● **What is needed**: Count how many lines contain the word "dashboard". Please give only the number.

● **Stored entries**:
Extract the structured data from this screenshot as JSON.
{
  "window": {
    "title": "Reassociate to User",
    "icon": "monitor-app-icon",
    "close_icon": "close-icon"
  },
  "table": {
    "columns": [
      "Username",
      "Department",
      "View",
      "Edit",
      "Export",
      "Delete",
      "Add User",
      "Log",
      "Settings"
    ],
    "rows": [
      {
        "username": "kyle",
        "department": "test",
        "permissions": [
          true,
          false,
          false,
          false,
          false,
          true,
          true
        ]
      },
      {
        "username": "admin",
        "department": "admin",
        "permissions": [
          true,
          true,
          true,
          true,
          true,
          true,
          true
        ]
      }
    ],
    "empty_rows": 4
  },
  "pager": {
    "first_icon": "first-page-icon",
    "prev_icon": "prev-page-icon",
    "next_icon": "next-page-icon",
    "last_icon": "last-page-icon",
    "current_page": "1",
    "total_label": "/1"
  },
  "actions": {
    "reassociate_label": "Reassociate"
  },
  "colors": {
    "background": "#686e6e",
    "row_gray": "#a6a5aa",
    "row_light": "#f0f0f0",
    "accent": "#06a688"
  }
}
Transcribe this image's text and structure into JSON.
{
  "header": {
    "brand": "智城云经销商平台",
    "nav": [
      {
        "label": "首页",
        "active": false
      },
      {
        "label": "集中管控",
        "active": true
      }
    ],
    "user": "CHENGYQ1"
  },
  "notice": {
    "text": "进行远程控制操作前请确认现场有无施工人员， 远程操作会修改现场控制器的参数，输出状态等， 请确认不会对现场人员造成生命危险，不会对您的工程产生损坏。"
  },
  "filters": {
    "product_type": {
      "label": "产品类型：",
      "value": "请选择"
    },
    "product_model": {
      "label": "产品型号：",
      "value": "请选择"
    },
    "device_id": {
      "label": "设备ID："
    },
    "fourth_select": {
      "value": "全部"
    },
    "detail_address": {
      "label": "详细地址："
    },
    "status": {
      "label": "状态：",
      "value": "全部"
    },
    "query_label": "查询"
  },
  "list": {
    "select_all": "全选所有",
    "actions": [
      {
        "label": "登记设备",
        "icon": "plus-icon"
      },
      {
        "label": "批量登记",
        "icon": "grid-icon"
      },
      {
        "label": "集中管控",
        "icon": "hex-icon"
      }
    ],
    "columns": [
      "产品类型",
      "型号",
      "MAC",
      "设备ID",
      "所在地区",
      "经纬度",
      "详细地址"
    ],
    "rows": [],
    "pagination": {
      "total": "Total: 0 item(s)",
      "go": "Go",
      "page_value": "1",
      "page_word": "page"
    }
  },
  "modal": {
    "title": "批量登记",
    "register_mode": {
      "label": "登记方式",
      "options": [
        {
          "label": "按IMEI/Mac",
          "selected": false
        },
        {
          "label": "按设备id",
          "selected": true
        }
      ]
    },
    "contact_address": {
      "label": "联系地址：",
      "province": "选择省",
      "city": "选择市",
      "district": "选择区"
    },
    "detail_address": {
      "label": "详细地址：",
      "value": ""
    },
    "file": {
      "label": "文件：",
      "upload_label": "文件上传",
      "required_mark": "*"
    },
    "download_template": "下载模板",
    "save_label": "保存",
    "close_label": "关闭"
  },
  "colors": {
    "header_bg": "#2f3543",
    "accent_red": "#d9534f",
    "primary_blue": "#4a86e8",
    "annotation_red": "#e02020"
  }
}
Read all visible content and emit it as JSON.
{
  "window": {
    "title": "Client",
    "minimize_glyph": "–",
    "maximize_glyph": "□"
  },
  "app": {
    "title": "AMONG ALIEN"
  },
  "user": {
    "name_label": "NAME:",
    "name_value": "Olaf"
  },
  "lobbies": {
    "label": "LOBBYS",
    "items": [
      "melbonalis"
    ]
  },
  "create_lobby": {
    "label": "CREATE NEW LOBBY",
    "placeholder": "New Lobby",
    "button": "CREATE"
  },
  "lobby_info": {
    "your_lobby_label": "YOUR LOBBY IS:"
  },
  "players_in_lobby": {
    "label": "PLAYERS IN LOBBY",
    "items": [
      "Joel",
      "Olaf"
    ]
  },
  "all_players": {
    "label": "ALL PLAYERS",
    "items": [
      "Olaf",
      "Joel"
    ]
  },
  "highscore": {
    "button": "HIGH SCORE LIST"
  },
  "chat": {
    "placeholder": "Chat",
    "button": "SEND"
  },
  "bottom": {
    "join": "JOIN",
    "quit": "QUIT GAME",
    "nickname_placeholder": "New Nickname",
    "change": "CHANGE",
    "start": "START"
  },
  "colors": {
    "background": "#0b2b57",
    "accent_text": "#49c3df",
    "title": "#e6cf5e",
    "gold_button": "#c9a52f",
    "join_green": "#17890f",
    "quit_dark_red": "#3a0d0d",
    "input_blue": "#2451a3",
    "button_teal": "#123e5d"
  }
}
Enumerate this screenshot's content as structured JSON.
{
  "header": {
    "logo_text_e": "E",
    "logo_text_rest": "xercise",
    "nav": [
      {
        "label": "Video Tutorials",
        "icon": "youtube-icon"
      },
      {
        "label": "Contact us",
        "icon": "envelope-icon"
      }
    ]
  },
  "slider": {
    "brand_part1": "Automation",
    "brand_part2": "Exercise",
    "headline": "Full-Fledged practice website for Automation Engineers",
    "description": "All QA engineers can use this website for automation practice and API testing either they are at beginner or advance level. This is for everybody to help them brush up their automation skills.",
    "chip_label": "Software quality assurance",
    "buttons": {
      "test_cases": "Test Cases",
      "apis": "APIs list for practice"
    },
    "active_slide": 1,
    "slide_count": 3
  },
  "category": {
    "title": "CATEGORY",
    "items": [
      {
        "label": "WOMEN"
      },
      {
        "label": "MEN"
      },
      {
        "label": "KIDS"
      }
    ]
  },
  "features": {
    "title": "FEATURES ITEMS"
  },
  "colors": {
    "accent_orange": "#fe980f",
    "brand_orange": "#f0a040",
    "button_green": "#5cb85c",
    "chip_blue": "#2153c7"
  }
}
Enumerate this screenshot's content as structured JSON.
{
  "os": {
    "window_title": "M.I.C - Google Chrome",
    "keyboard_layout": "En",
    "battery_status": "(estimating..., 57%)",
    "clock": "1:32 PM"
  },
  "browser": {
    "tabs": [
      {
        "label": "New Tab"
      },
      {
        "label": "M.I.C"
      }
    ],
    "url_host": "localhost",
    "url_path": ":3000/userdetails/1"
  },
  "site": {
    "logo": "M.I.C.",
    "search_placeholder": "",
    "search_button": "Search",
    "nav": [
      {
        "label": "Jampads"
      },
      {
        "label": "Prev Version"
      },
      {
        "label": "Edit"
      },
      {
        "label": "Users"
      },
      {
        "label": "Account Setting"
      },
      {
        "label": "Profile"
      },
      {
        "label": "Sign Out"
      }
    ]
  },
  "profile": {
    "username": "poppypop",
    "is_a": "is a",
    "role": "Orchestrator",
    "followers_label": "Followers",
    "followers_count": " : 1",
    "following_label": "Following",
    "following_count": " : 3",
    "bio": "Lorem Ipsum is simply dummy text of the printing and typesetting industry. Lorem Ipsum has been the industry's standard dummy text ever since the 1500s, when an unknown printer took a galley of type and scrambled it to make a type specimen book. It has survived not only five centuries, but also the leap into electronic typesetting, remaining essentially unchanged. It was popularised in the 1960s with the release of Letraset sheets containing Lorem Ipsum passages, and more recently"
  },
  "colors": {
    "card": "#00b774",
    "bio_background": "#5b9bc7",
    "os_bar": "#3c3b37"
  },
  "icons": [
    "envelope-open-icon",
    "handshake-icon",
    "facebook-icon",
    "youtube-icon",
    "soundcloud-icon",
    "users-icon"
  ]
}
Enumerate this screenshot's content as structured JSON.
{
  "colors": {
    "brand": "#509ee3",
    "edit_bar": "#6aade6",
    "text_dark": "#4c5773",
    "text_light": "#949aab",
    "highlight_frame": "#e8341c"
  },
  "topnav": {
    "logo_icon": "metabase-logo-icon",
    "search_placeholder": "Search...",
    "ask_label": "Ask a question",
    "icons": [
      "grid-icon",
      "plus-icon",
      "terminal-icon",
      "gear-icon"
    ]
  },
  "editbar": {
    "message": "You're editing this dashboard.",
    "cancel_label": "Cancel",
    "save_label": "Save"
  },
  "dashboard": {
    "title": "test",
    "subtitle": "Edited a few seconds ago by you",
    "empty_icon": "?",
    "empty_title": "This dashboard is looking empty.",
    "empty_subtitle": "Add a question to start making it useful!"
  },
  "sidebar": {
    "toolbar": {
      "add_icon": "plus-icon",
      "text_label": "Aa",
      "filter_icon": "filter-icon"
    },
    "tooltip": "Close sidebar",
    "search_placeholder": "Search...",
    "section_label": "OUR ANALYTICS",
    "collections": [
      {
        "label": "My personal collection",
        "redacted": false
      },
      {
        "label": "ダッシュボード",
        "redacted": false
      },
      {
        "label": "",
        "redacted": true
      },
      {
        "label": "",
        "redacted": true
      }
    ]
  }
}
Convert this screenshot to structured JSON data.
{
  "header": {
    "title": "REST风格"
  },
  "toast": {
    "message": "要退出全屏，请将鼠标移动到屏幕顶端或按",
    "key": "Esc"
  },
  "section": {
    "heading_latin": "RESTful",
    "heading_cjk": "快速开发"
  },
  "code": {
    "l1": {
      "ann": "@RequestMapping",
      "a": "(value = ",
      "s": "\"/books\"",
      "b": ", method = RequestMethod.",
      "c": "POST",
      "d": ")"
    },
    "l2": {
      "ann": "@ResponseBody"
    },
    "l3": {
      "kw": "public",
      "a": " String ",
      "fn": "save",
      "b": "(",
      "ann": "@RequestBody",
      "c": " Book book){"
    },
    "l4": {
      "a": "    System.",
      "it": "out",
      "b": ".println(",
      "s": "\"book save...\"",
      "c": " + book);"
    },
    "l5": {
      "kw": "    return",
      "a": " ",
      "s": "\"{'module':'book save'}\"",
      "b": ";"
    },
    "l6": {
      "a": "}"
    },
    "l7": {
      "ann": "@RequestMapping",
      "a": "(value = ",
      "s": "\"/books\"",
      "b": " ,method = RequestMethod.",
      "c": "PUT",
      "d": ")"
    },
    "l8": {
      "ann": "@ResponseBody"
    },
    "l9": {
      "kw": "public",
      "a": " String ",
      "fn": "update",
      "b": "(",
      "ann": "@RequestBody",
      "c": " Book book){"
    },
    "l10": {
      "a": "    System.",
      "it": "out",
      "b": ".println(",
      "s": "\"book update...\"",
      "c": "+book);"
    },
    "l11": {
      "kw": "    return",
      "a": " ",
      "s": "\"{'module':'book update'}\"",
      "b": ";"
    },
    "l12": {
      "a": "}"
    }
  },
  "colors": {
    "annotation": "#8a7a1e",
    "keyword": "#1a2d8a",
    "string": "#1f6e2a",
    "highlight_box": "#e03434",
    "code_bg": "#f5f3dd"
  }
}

● **Exercise solution**: 3